_TASK DESCRIPTION_.
Pictures aside, every line of the listing should be given again exactly.

_PROVIDED INFORMATION_.
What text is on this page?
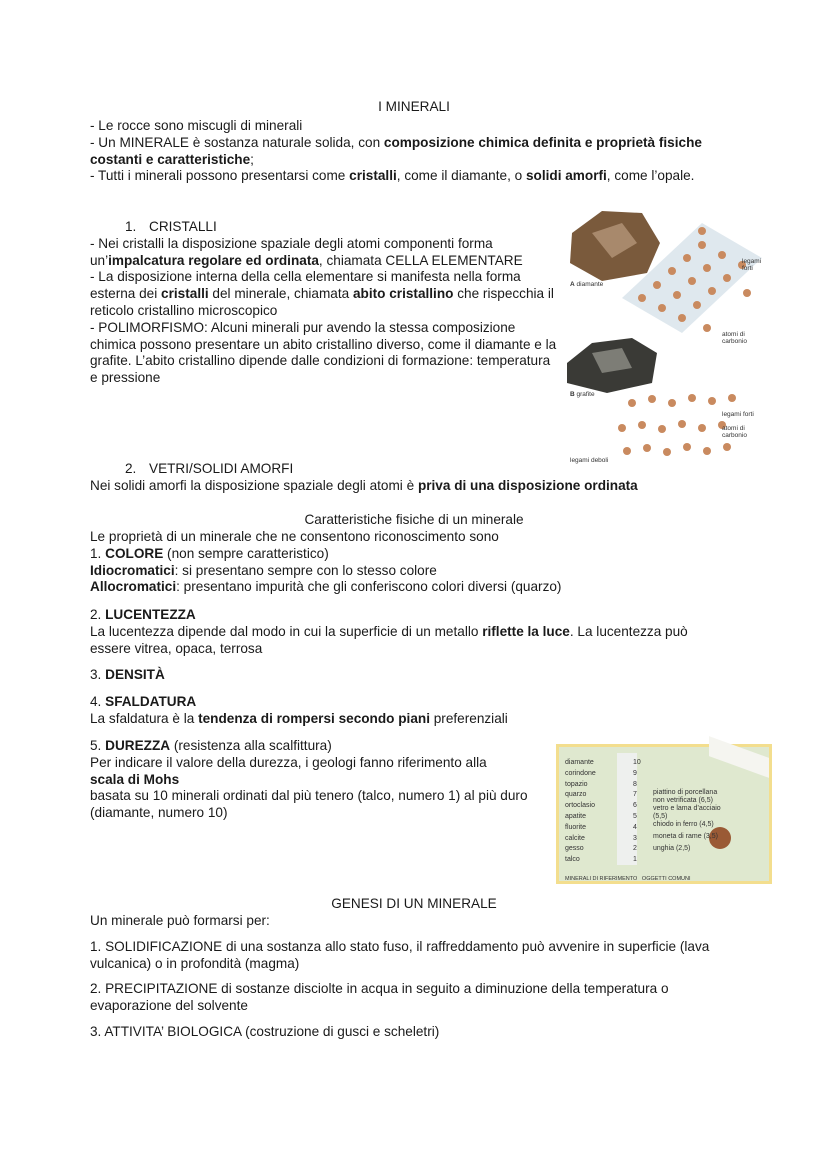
I MINERALI
- Le rocce sono miscugli di minerali
- Un MINERALE è sostanza naturale solida, con composizione chimica definita e proprietà fisiche costanti e caratteristiche;
- Tutti i minerali possono presentarsi come cristalli, come il diamante, o solidi amorfi, come l’opale.
1. CRISTALLI
- Nei cristalli la disposizione spaziale degli atomi componenti forma un’impalcatura regolare ed ordinata, chiamata CELLA ELEMENTARE
- La disposizione interna della cella elementare si manifesta nella forma esterna dei cristalli del minerale, chiamata abito cristallino che rispecchia il reticolo cristallino microscopico
- POLIMORFISMO: Alcuni minerali pur avendo la stessa composizione chimica possono presentare un abito cristallino diverso, come il diamante e la grafite. L’abito cristallino dipende dalle condizioni di formazione: temperatura e pressione
A diamante
legami forti
atomi di carbonio
B grafite
legami forti
atomi di carbonio
legami deboli
2. VETRI/SOLIDI AMORFI
Nei solidi amorfi la disposizione spaziale degli atomi è priva di una disposizione ordinata
Caratteristiche fisiche di un minerale
Le proprietà di un minerale che ne consentono riconoscimento sono
1. COLORE (non sempre caratteristico)
Idiocromatici: si presentano sempre con lo stesso colore
Allocromatici: presentano impurità che gli conferiscono colori diversi (quarzo)
2. LUCENTEZZA
La lucentezza dipende dal modo in cui la superficie di un metallo riflette la luce. La lucentezza può essere vitrea, opaca, terrosa
3. DENSITÀ
4. SFALDATURA
La sfaldatura è la tendenza di rompersi secondo piani preferenziali
5. DUREZZA (resistenza alla scalfittura)
Per indicare il valore della durezza, i geologi fanno riferimento alla
scala di Mohs
basata su 10 minerali ordinati dal più tenero (talco, numero 1) al più duro (diamante, numero 10)
diamante	10
corindone	9
topazio	8
quarzo	7
ortoclasio	6
apatite	5
fluorite	4
calcite	3
gesso	2
talco	1
piattino di porcellana non vetrificata (6,5)
vetro e lama d’acciaio (5,5)
chiodo in ferro (4,5)
moneta di rame (3,5)
unghia (2,5)
MINERALI DI RIFERIMENTO OGGETTI COMUNI
GENESI DI UN MINERALE
Un minerale può formarsi per:
1. SOLIDIFICAZIONE di una sostanza allo stato fuso, il raffreddamento può avvenire in superficie (lava vulcanica) o in profondità (magma)
2. PRECIPITAZIONE di sostanze disciolte in acqua in seguito a diminuzione della temperatura o evaporazione del solvente
3. ATTIVITA’ BIOLOGICA (costruzione di gusci e scheletri)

_EXPECTED OUTPUT_.
What text is on this page?
I MINERALI
- Le rocce sono miscugli di minerali
- Un MINERALE è sostanza naturale solida, con composizione chimica definita e proprietà fisiche costanti e caratteristiche;
- Tutti i minerali possono presentarsi come cristalli, come il diamante, o solidi amorfi, come l’opale.
1. CRISTALLI
- Nei cristalli la disposizione spaziale degli atomi componenti forma un’impalcatura regolare ed ordinata, chiamata CELLA ELEMENTARE
- La disposizione interna della cella elementare si manifesta nella forma esterna dei cristalli del minerale, chiamata abito cristallino che rispecchia il reticolo cristallino microscopico
- POLIMORFISMO: Alcuni minerali pur avendo la stessa composizione chimica possono presentare un abito cristallino diverso, come il diamante e la grafite. L’abito cristallino dipende dalle condizioni di formazione: temperatura e pressione
A diamante
legami forti
atomi di carbonio
B grafite
legami forti
atomi di carbonio
legami deboli
2. VETRI/SOLIDI AMORFI
Nei solidi amorfi la disposizione spaziale degli atomi è priva di una disposizione ordinata
Caratteristiche fisiche di un minerale
Le proprietà di un minerale che ne consentono riconoscimento sono
1. COLORE (non sempre caratteristico)
Idiocromatici: si presentano sempre con lo stesso colore
Allocromatici: presentano impurità che gli conferiscono colori diversi (quarzo)
2. LUCENTEZZA
La lucentezza dipende dal modo in cui la superficie di un metallo riflette la luce. La lucentezza può essere vitrea, opaca, terrosa
3. DENSITÀ
4. SFALDATURA
La sfaldatura è la tendenza di rompersi secondo piani preferenziali
5. DUREZZA (resistenza alla scalfittura)
Per indicare il valore della durezza, i geologi fanno riferimento alla
scala di Mohs
basata su 10 minerali ordinati dal più tenero (talco, numero 1) al più duro (diamante, numero 10)
diamante	10
corindone	9
topazio	8
quarzo	7
ortoclasio	6
apatite	5
fluorite	4
calcite	3
gesso	2
talco	1
piattino di porcellana non vetrificata (6,5)
vetro e lama d’acciaio (5,5)
chiodo in ferro (4,5)
moneta di rame (3,5)
unghia (2,5)
MINERALI DI RIFERIMENTO OGGETTI COMUNI
GENESI DI UN MINERALE
Un minerale può formarsi per:
1. SOLIDIFICAZIONE di una sostanza allo stato fuso, il raffreddamento può avvenire in superficie (lava vulcanica) o in profondità (magma)
2. PRECIPITAZIONE di sostanze disciolte in acqua in seguito a diminuzione della temperatura o evaporazione del solvente
3. ATTIVITA’ BIOLOGICA (costruzione di gusci e scheletri)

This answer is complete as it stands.